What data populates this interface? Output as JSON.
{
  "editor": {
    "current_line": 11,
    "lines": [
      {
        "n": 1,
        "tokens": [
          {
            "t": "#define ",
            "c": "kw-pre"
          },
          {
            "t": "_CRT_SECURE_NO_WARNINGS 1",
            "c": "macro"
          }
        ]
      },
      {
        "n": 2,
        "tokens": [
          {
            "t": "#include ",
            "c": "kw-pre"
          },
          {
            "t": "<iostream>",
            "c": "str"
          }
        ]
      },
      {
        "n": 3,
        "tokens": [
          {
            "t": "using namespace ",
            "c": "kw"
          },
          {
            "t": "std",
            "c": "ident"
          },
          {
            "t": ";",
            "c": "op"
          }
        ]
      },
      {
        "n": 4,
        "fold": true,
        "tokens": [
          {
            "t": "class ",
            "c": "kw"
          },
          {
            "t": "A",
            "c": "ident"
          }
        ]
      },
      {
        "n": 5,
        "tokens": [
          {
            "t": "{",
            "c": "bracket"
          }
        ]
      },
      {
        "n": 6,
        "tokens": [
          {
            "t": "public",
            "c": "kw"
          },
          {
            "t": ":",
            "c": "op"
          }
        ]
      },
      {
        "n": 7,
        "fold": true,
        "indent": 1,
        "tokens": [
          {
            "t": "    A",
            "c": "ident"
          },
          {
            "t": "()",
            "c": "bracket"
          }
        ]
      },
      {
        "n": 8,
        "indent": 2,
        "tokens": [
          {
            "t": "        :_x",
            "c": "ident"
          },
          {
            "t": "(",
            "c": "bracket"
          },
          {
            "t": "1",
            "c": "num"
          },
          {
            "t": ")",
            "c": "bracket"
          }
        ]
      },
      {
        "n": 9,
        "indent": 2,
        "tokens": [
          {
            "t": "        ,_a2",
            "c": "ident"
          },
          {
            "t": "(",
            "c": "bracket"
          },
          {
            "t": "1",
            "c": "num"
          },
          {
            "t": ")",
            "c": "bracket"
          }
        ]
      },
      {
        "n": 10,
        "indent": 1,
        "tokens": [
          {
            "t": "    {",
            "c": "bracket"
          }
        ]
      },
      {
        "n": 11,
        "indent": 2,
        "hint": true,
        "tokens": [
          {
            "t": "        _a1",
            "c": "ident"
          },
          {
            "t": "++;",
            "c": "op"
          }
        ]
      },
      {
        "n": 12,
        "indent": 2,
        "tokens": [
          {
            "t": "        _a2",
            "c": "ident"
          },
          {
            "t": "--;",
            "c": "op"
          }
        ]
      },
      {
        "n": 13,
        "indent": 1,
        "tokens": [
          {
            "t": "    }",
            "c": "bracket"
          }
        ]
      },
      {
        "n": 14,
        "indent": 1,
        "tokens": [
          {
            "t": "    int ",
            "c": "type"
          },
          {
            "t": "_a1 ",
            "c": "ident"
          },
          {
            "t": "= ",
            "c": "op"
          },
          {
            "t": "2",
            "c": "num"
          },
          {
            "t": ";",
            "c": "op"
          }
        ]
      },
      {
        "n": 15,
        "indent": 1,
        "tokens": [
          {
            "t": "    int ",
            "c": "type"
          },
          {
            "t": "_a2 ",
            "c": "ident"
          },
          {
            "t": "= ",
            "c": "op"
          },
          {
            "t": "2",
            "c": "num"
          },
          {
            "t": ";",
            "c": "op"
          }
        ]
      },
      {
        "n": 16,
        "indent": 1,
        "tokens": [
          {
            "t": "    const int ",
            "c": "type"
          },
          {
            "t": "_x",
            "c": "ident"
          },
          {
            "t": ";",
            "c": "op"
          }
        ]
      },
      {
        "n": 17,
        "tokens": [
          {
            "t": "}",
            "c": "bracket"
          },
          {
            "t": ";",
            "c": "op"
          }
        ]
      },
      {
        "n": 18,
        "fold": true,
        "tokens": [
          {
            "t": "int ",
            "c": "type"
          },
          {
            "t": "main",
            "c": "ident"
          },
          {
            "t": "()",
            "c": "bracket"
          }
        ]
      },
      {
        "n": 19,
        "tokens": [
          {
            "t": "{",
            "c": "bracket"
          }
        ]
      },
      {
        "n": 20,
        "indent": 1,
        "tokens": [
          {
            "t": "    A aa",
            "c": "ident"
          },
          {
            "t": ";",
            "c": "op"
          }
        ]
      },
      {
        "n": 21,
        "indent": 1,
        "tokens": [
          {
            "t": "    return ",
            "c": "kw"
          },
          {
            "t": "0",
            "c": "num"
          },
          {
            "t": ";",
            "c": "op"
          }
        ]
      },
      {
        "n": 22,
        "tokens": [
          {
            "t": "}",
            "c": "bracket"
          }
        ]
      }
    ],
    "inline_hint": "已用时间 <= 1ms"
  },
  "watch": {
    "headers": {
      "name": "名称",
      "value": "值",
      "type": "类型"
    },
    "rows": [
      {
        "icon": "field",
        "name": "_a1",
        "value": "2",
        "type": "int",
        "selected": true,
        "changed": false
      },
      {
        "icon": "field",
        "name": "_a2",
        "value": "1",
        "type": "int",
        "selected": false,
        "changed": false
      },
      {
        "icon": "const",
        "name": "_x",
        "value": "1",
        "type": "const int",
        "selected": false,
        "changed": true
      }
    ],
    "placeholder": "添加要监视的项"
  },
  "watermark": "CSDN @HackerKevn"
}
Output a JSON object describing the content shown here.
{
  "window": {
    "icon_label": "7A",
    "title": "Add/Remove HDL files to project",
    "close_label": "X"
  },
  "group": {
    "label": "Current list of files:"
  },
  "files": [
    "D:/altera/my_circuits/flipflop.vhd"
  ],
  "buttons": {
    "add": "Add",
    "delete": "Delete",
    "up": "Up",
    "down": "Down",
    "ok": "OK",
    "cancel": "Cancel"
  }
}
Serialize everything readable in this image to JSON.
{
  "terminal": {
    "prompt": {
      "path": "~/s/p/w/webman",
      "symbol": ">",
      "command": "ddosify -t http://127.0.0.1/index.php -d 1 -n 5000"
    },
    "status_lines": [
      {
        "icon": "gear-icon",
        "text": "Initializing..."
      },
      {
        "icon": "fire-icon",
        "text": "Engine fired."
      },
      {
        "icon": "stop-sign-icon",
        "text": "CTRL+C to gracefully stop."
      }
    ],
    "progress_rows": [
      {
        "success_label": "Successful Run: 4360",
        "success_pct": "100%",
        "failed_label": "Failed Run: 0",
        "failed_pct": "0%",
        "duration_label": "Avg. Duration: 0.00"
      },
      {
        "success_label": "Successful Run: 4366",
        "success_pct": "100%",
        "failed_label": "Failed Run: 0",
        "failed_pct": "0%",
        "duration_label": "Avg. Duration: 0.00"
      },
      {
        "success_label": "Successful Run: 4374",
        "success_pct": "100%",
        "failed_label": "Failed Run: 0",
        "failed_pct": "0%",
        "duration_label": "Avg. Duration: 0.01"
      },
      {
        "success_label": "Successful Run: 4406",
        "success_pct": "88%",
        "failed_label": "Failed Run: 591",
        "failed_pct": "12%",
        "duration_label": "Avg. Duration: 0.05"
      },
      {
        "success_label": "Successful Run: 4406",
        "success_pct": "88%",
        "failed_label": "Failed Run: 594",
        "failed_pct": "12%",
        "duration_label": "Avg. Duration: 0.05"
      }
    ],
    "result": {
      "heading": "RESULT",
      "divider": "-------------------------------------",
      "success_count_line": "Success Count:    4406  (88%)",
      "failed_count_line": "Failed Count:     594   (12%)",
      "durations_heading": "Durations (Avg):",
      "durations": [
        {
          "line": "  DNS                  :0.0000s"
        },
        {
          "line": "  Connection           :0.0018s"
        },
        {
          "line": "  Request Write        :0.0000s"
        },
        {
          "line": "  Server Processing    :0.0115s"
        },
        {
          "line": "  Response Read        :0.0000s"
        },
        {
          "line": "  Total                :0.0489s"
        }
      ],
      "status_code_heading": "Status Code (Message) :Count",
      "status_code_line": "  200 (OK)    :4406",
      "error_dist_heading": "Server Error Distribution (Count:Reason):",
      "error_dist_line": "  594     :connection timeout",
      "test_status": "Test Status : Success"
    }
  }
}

┄┄┄┄┄┄

* **What the exercise asks**
Report only the number of lines in the listing that contain the word "this".

* **Task answer**
2